Retype each line exactly. Skip images.

(Collected data)
+--
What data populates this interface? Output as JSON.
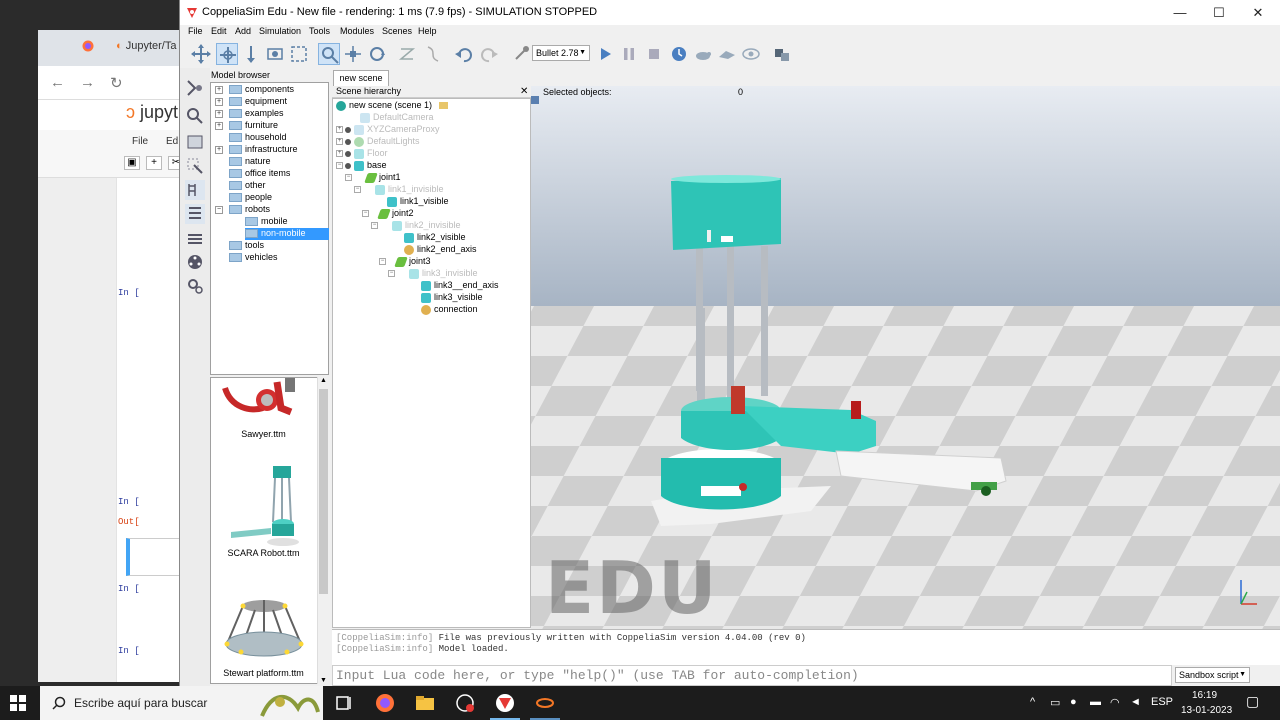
{
  "background_browser": {
    "tab_label": "Jupyter/Ta",
    "app_name": "jupyt",
    "menu": [
      "File",
      "Ed"
    ],
    "prompts": [
      {
        "text": "In [",
        "kind": "in"
      },
      {
        "text": "In [",
        "kind": "in"
      },
      {
        "text": "Out[",
        "kind": "out"
      },
      {
        "text": "In [",
        "kind": "in"
      },
      {
        "text": "In [",
        "kind": "in"
      }
    ]
  },
  "window": {
    "title": "CoppeliaSim Edu - New file - rendering: 1 ms (7.9 fps) - SIMULATION STOPPED",
    "controls": {
      "minimize": "—",
      "maximize": "☐",
      "close": "✕"
    }
  },
  "menubar": [
    "File",
    "Edit",
    "Add",
    "Simulation",
    "Tools",
    "Modules",
    "Scenes",
    "Help"
  ],
  "toolbar": {
    "physics_engine": "Bullet 2.78"
  },
  "model_browser": {
    "header": "Model browser",
    "items": [
      {
        "label": "components",
        "expander": "+"
      },
      {
        "label": "equipment",
        "expander": "+"
      },
      {
        "label": "examples",
        "expander": "+"
      },
      {
        "label": "furniture",
        "expander": "+"
      },
      {
        "label": "household",
        "expander": ""
      },
      {
        "label": "infrastructure",
        "expander": "+"
      },
      {
        "label": "nature",
        "expander": ""
      },
      {
        "label": "office items",
        "expander": ""
      },
      {
        "label": "other",
        "expander": ""
      },
      {
        "label": "people",
        "expander": ""
      },
      {
        "label": "robots",
        "expander": "−"
      },
      {
        "label": "mobile",
        "expander": "",
        "child": true
      },
      {
        "label": "non-mobile",
        "expander": "",
        "child": true,
        "selected": true
      },
      {
        "label": "tools",
        "expander": ""
      },
      {
        "label": "vehicles",
        "expander": ""
      }
    ],
    "thumbnails": [
      "Sawyer.ttm",
      "SCARA Robot.ttm",
      "Stewart platform.ttm"
    ]
  },
  "scene_tab": "new scene",
  "scene_hierarchy": {
    "header": "Scene hierarchy",
    "close": "✕",
    "items": [
      {
        "label": "new scene (scene 1)",
        "level": 0,
        "icon": "scene",
        "dim": false
      },
      {
        "label": "DefaultCamera",
        "level": 1,
        "icon": "cam",
        "dim": true
      },
      {
        "label": "XYZCameraProxy",
        "level": 1,
        "icon": "cam",
        "dim": true
      },
      {
        "label": "DefaultLights",
        "level": 1,
        "icon": "light",
        "dim": true
      },
      {
        "label": "Floor",
        "level": 1,
        "icon": "shape",
        "dim": true
      },
      {
        "label": "base",
        "level": 1,
        "icon": "shape",
        "dim": false
      },
      {
        "label": "joint1",
        "level": 2,
        "icon": "joint",
        "dim": false
      },
      {
        "label": "link1_invisible",
        "level": 3,
        "icon": "shape",
        "dim": true
      },
      {
        "label": "link1_visible",
        "level": 4,
        "icon": "shape",
        "dim": false
      },
      {
        "label": "joint2",
        "level": 4,
        "icon": "joint",
        "dim": false
      },
      {
        "label": "link2_invisible",
        "level": 5,
        "icon": "shape",
        "dim": true
      },
      {
        "label": "link2_visible",
        "level": 6,
        "icon": "shape",
        "dim": false
      },
      {
        "label": "link2_end_axis",
        "level": 6,
        "icon": "dummy",
        "dim": false
      },
      {
        "label": "joint3",
        "level": 6,
        "icon": "joint",
        "dim": false
      },
      {
        "label": "link3_invisible",
        "level": 7,
        "icon": "shape",
        "dim": true
      },
      {
        "label": "link3__end_axis",
        "level": 8,
        "icon": "shape",
        "dim": false
      },
      {
        "label": "link3_visible",
        "level": 8,
        "icon": "shape",
        "dim": false
      },
      {
        "label": "connection",
        "level": 8,
        "icon": "dummy",
        "dim": false
      }
    ]
  },
  "viewport": {
    "selected_label": "Selected objects:",
    "selected_count": "0",
    "watermark": "EDU"
  },
  "console": {
    "lines": [
      {
        "tag": "[CoppeliaSim:info]",
        "text": "File was previously written with CoppeliaSim version 4.04.00 (rev 0)"
      },
      {
        "tag": "[CoppeliaSim:info]",
        "text": "Model loaded."
      }
    ],
    "input_placeholder": "Input Lua code here, or type \"help()\" (use TAB for auto-completion)",
    "script_selector": "Sandbox script"
  },
  "taskbar": {
    "search_placeholder": "Escribe aquí para buscar",
    "language": "ESP",
    "time": "16:19",
    "date": "13-01-2023"
  }
}
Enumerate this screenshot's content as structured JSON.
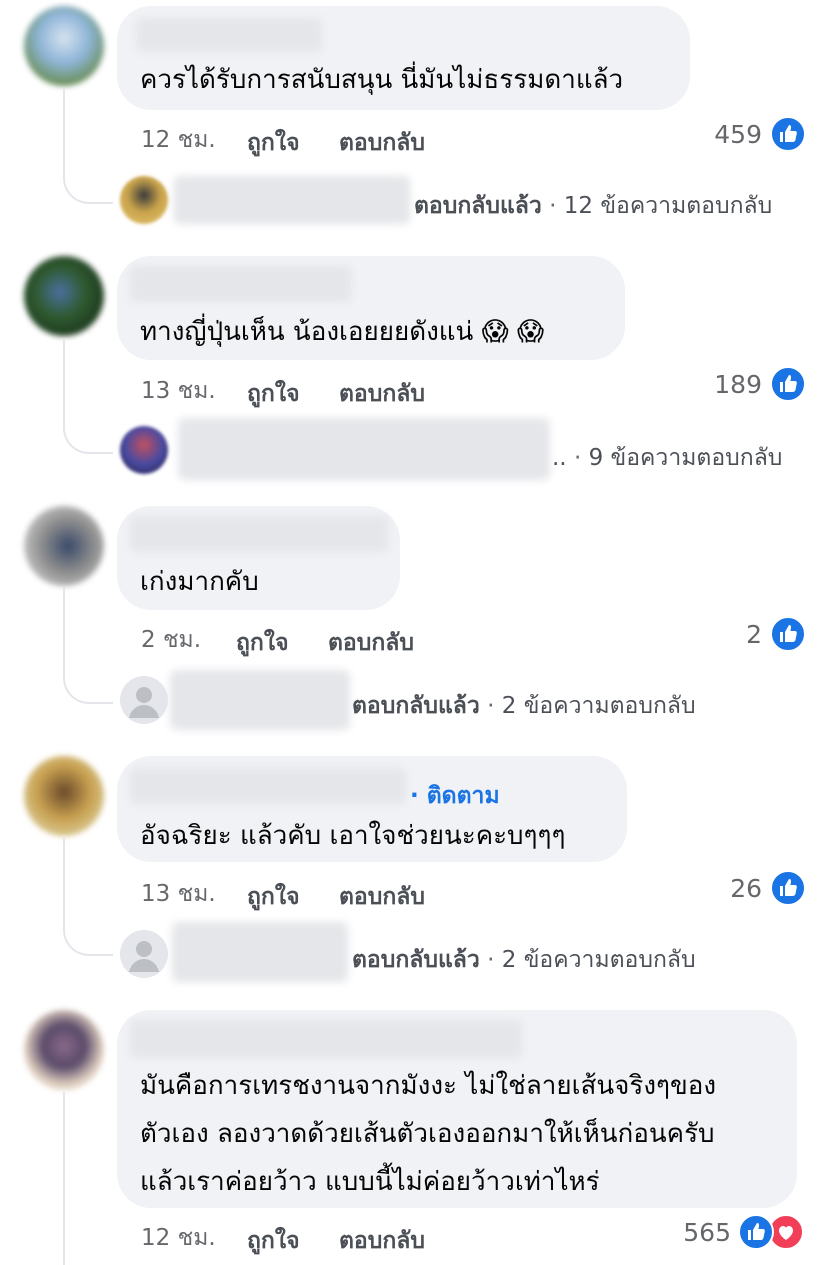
{
  "colors": {
    "accent": "#1b74e4",
    "love": "#f33e58",
    "bubble": "#f0f2f5",
    "meta": "#65676b"
  },
  "comments": [
    {
      "text": "ควรได้รับการสนับสนุน นี่มันไม่ธรรมดาแล้ว",
      "time": "12 ชม.",
      "like_label": "ถูกใจ",
      "reply_label": "ตอบกลับ",
      "reactions": "459",
      "reply_preview": {
        "lead": "ตอบกลับแล้ว",
        "sep": "·",
        "summary": "12 ข้อความตอบกลับ"
      }
    },
    {
      "text": "ทางญี่ปุ่นเห็น น้องเอยยยดังแน่ 😱 😱",
      "time": "13 ชม.",
      "like_label": "ถูกใจ",
      "reply_label": "ตอบกลับ",
      "reactions": "189",
      "reply_preview": {
        "lead": "..",
        "sep": "·",
        "summary": "9 ข้อความตอบกลับ"
      }
    },
    {
      "text": "เก่งมากคับ",
      "time": "2 ชม.",
      "like_label": "ถูกใจ",
      "reply_label": "ตอบกลับ",
      "reactions": "2",
      "reply_preview": {
        "lead": "ตอบกลับแล้ว",
        "sep": "·",
        "summary": "2 ข้อความตอบกลับ"
      }
    },
    {
      "follow": "· ติดตาม",
      "text": "อัจฉริยะ แล้วคับ เอาใจช่วยนะคะบๆๆๆ",
      "time": "13 ชม.",
      "like_label": "ถูกใจ",
      "reply_label": "ตอบกลับ",
      "reactions": "26",
      "reply_preview": {
        "lead": "ตอบกลับแล้ว",
        "sep": "·",
        "summary": "2 ข้อความตอบกลับ"
      }
    },
    {
      "lines": [
        "มันคือการเทรชงานจากมังงะ ไม่ใช่ลายเส้นจริงๆของ",
        "ตัวเอง ลองวาดด้วยเส้นตัวเองออกมาให้เห็นก่อนครับ",
        "แล้วเราค่อยว้าว แบบนี้ไม่ค่อยว้าวเท่าไหร่"
      ],
      "time": "12 ชม.",
      "like_label": "ถูกใจ",
      "reply_label": "ตอบกลับ",
      "reactions": "565"
    }
  ]
}
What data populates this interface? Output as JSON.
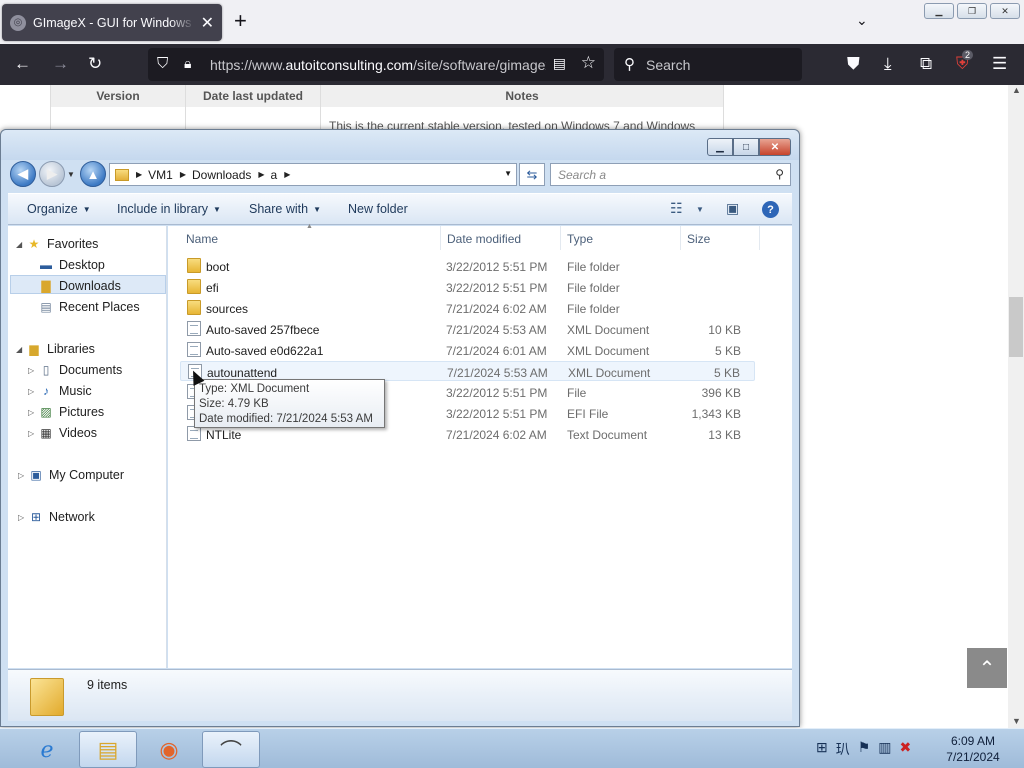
+--
The reply
What data populates this interface? Output as JSON.
{
  "background_browser": {
    "tab_label": "Jupyter/Ta",
    "app_name": "jupyt",
    "menu": [
      "File",
      "Ed"
    ],
    "prompts": [
      {
        "text": "In [",
        "kind": "in"
      },
      {
        "text": "In [",
        "kind": "in"
      },
      {
        "text": "Out[",
        "kind": "out"
      },
      {
        "text": "In [",
        "kind": "in"
      },
      {
        "text": "In [",
        "kind": "in"
      }
    ]
  },
  "window": {
    "title": "CoppeliaSim Edu - New file - rendering: 1 ms (7.9 fps) - SIMULATION STOPPED",
    "controls": {
      "minimize": "—",
      "maximize": "☐",
      "close": "✕"
    }
  },
  "menubar": [
    "File",
    "Edit",
    "Add",
    "Simulation",
    "Tools",
    "Modules",
    "Scenes",
    "Help"
  ],
  "toolbar": {
    "physics_engine": "Bullet 2.78"
  },
  "model_browser": {
    "header": "Model browser",
    "items": [
      {
        "label": "components",
        "expander": "+"
      },
      {
        "label": "equipment",
        "expander": "+"
      },
      {
        "label": "examples",
        "expander": "+"
      },
      {
        "label": "furniture",
        "expander": "+"
      },
      {
        "label": "household",
        "expander": ""
      },
      {
        "label": "infrastructure",
        "expander": "+"
      },
      {
        "label": "nature",
        "expander": ""
      },
      {
        "label": "office items",
        "expander": ""
      },
      {
        "label": "other",
        "expander": ""
      },
      {
        "label": "people",
        "expander": ""
      },
      {
        "label": "robots",
        "expander": "−"
      },
      {
        "label": "mobile",
        "expander": "",
        "child": true
      },
      {
        "label": "non-mobile",
        "expander": "",
        "child": true,
        "selected": true
      },
      {
        "label": "tools",
        "expander": ""
      },
      {
        "label": "vehicles",
        "expander": ""
      }
    ],
    "thumbnails": [
      "Sawyer.ttm",
      "SCARA Robot.ttm",
      "Stewart platform.ttm"
    ]
  },
  "scene_tab": "new scene",
  "scene_hierarchy": {
    "header": "Scene hierarchy",
    "close": "✕",
    "items": [
      {
        "label": "new scene (scene 1)",
        "level": 0,
        "icon": "scene",
        "dim": false
      },
      {
        "label": "DefaultCamera",
        "level": 1,
        "icon": "cam",
        "dim": true
      },
      {
        "label": "XYZCameraProxy",
        "level": 1,
        "icon": "cam",
        "dim": true
      },
      {
        "label": "DefaultLights",
        "level": 1,
        "icon": "light",
        "dim": true
      },
      {
        "label": "Floor",
        "level": 1,
        "icon": "shape",
        "dim": true
      },
      {
        "label": "base",
        "level": 1,
        "icon": "shape",
        "dim": false
      },
      {
        "label": "joint1",
        "level": 2,
        "icon": "joint",
        "dim": false
      },
      {
        "label": "link1_invisible",
        "level": 3,
        "icon": "shape",
        "dim": true
      },
      {
        "label": "link1_visible",
        "level": 4,
        "icon": "shape",
        "dim": false
      },
      {
        "label": "joint2",
        "level": 4,
        "icon": "joint",
        "dim": false
      },
      {
        "label": "link2_invisible",
        "level": 5,
        "icon": "shape",
        "dim": true
      },
      {
        "label": "link2_visible",
        "level": 6,
        "icon": "shape",
        "dim": false
      },
      {
        "label": "link2_end_axis",
        "level": 6,
        "icon": "dummy",
        "dim": false
      },
      {
        "label": "joint3",
        "level": 6,
        "icon": "joint",
        "dim": false
      },
      {
        "label": "link3_invisible",
        "level": 7,
        "icon": "shape",
        "dim": true
      },
      {
        "label": "link3__end_axis",
        "level": 8,
        "icon": "shape",
        "dim": false
      },
      {
        "label": "link3_visible",
        "level": 8,
        "icon": "shape",
        "dim": false
      },
      {
        "label": "connection",
        "level": 8,
        "icon": "dummy",
        "dim": false
      }
    ]
  },
  "viewport": {
    "selected_label": "Selected objects:",
    "selected_count": "0",
    "watermark": "EDU"
  },
  "console": {
    "lines": [
      {
        "tag": "[CoppeliaSim:info]",
        "text": "File was previously written with CoppeliaSim version 4.04.00 (rev 0)"
      },
      {
        "tag": "[CoppeliaSim:info]",
        "text": "Model loaded."
      }
    ],
    "input_placeholder": "Input Lua code here, or type \"help()\" (use TAB for auto-completion)",
    "script_selector": "Sandbox script"
  },
  "taskbar": {
    "search_placeholder": "Escribe aquí para buscar",
    "language": "ESP",
    "time": "16:19",
    "date": "13-01-2023"
  }
}
Enumerate this screenshot's content as structured JSON.
{
  "colors": {
    "accent": "#1b74e4",
    "love": "#f33e58",
    "bubble": "#f0f2f5",
    "meta": "#65676b"
  },
  "comments": [
    {
      "text": "ควรได้รับการสนับสนุน นี่มันไม่ธรรมดาแล้ว",
      "time": "12 ชม.",
      "like_label": "ถูกใจ",
      "reply_label": "ตอบกลับ",
      "reactions": "459",
      "reply_preview": {
        "lead": "ตอบกลับแล้ว",
        "sep": "·",
        "summary": "12 ข้อความตอบกลับ"
      }
    },
    {
      "text": "ทางญี่ปุ่นเห็น น้องเอยยยดังแน่ 😱 😱",
      "time": "13 ชม.",
      "like_label": "ถูกใจ",
      "reply_label": "ตอบกลับ",
      "reactions": "189",
      "reply_preview": {
        "lead": "..",
        "sep": "·",
        "summary": "9 ข้อความตอบกลับ"
      }
    },
    {
      "text": "เก่งมากคับ",
      "time": "2 ชม.",
      "like_label": "ถูกใจ",
      "reply_label": "ตอบกลับ",
      "reactions": "2",
      "reply_preview": {
        "lead": "ตอบกลับแล้ว",
        "sep": "·",
        "summary": "2 ข้อความตอบกลับ"
      }
    },
    {
      "follow": "· ติดตาม",
      "text": "อัจฉริยะ แล้วคับ เอาใจช่วยนะคะบๆๆๆ",
      "time": "13 ชม.",
      "like_label": "ถูกใจ",
      "reply_label": "ตอบกลับ",
      "reactions": "26",
      "reply_preview": {
        "lead": "ตอบกลับแล้ว",
        "sep": "·",
        "summary": "2 ข้อความตอบกลับ"
      }
    },
    {
      "lines": [
        "มันคือการเทรชงานจากมังงะ ไม่ใช่ลายเส้นจริงๆของ",
        "ตัวเอง ลองวาดด้วยเส้นตัวเองออกมาให้เห็นก่อนครับ",
        "แล้วเราค่อยว้าว แบบนี้ไม่ค่อยว้าวเท่าไหร่"
      ],
      "time": "12 ชม.",
      "like_label": "ถูกใจ",
      "reply_label": "ตอบกลับ",
      "reactions": "565"
    }
  ]
}
What data populates this interface? Output as JSON.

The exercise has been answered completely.